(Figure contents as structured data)

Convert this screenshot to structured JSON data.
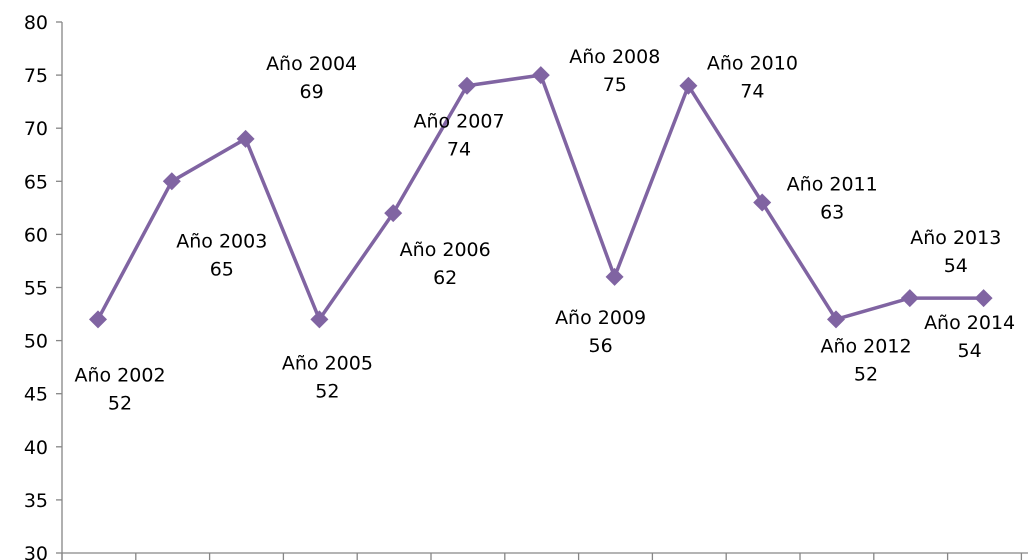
{
  "chart_data": {
    "type": "line",
    "title": "",
    "xlabel": "",
    "ylabel": "",
    "ylim": [
      30,
      80
    ],
    "yticks": [
      "30",
      "35",
      "40",
      "45",
      "50",
      "55",
      "60",
      "65",
      "70",
      "75",
      "80"
    ],
    "grid": false,
    "legend": "none",
    "line_color": "#8064A2",
    "points": [
      {
        "label": "Año 2002",
        "value": 52
      },
      {
        "label": "Año 2003",
        "value": 65
      },
      {
        "label": "Año 2004",
        "value": 69
      },
      {
        "label": "Año 2005",
        "value": 52
      },
      {
        "label": "Año 2006",
        "value": 62
      },
      {
        "label": "Año 2007",
        "value": 74
      },
      {
        "label": "Año 2008",
        "value": 75
      },
      {
        "label": "Año 2009",
        "value": 56
      },
      {
        "label": "Año 2010",
        "value": 74
      },
      {
        "label": "Año 2011",
        "value": 63
      },
      {
        "label": "Año 2012",
        "value": 52
      },
      {
        "label": "Año 2013",
        "value": 54
      },
      {
        "label": "Año 2014",
        "value": 54
      }
    ]
  }
}
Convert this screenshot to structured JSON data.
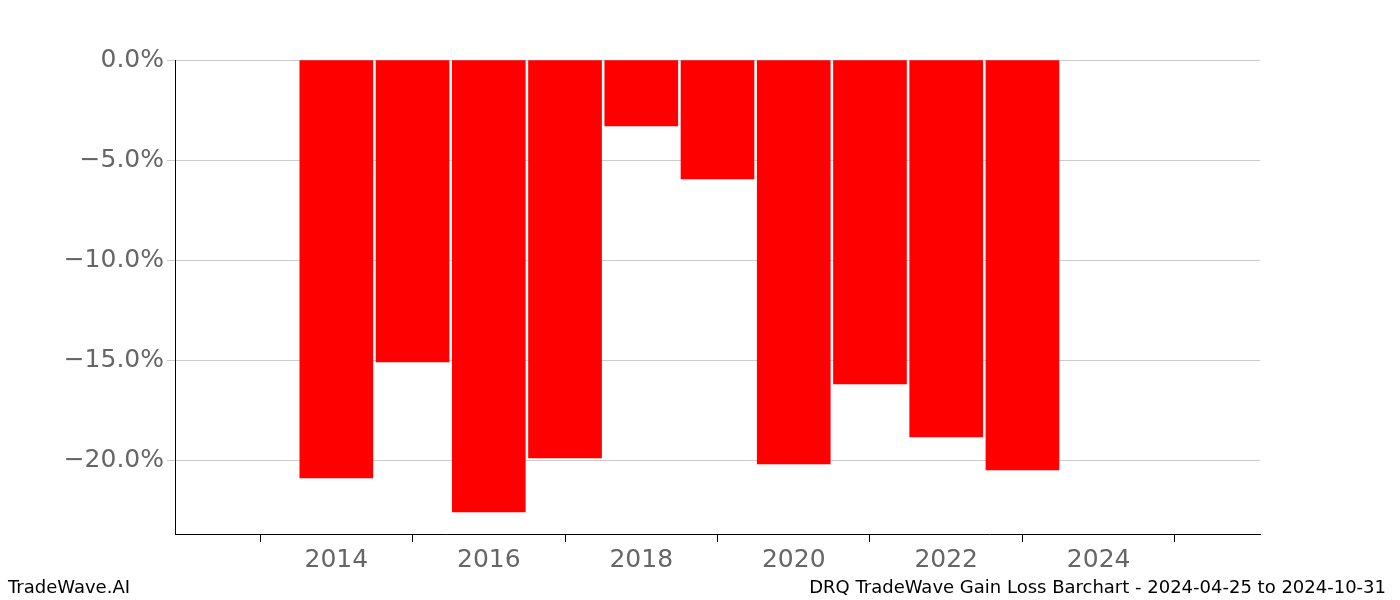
{
  "chart_data": {
    "type": "bar",
    "x": [
      2014,
      2015,
      2016,
      2017,
      2018,
      2019,
      2020,
      2021,
      2022,
      2023
    ],
    "values": [
      -20.9,
      -15.1,
      -22.6,
      -19.9,
      -3.3,
      -5.95,
      -20.2,
      -16.2,
      -18.85,
      -20.5
    ],
    "color": "#ff0000",
    "xlim": [
      2013.07,
      2024.93
    ],
    "xticks": [
      2014,
      2016,
      2018,
      2020,
      2022,
      2024
    ],
    "ylim": [
      -23.7,
      0
    ],
    "yticks": [
      {
        "value": -20,
        "label": "−20.0%"
      },
      {
        "value": -15,
        "label": "−15.0%"
      },
      {
        "value": -10,
        "label": "−10.0%"
      },
      {
        "value": -5,
        "label": "−5.0%"
      },
      {
        "value": 0,
        "label": "0.0%"
      }
    ],
    "grid": true,
    "annotations": [
      "TradeWave.AI",
      "DRQ TradeWave Gain Loss Barchart - 2024-04-25 to 2024-10-31"
    ]
  }
}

_What you are asked to do_:
Without including the pictures, reproduce all entries exactly.

_Solution to this task_:
Convert this screenshot to structured JSON data.
{
  "chart_data": {
    "type": "line",
    "title": "",
    "xlabel": "",
    "ylabel": "",
    "ylim": [
      30,
      80
    ],
    "yticks": [
      "30",
      "35",
      "40",
      "45",
      "50",
      "55",
      "60",
      "65",
      "70",
      "75",
      "80"
    ],
    "grid": false,
    "legend": "none",
    "line_color": "#8064A2",
    "points": [
      {
        "label": "Año 2002",
        "value": 52
      },
      {
        "label": "Año 2003",
        "value": 65
      },
      {
        "label": "Año 2004",
        "value": 69
      },
      {
        "label": "Año 2005",
        "value": 52
      },
      {
        "label": "Año 2006",
        "value": 62
      },
      {
        "label": "Año 2007",
        "value": 74
      },
      {
        "label": "Año 2008",
        "value": 75
      },
      {
        "label": "Año 2009",
        "value": 56
      },
      {
        "label": "Año 2010",
        "value": 74
      },
      {
        "label": "Año 2011",
        "value": 63
      },
      {
        "label": "Año 2012",
        "value": 52
      },
      {
        "label": "Año 2013",
        "value": 54
      },
      {
        "label": "Año 2014",
        "value": 54
      }
    ]
  }
}
Convert this screenshot to structured JSON data.
{
  "chart_data": {
    "type": "bar",
    "x": [
      2014,
      2015,
      2016,
      2017,
      2018,
      2019,
      2020,
      2021,
      2022,
      2023
    ],
    "values": [
      -20.9,
      -15.1,
      -22.6,
      -19.9,
      -3.3,
      -5.95,
      -20.2,
      -16.2,
      -18.85,
      -20.5
    ],
    "color": "#ff0000",
    "xlim": [
      2013.07,
      2024.93
    ],
    "xticks": [
      2014,
      2016,
      2018,
      2020,
      2022,
      2024
    ],
    "ylim": [
      -23.7,
      0
    ],
    "yticks": [
      {
        "value": -20,
        "label": "−20.0%"
      },
      {
        "value": -15,
        "label": "−15.0%"
      },
      {
        "value": -10,
        "label": "−10.0%"
      },
      {
        "value": -5,
        "label": "−5.0%"
      },
      {
        "value": 0,
        "label": "0.0%"
      }
    ],
    "grid": true,
    "annotations": [
      "TradeWave.AI",
      "DRQ TradeWave Gain Loss Barchart - 2024-04-25 to 2024-10-31"
    ]
  }
}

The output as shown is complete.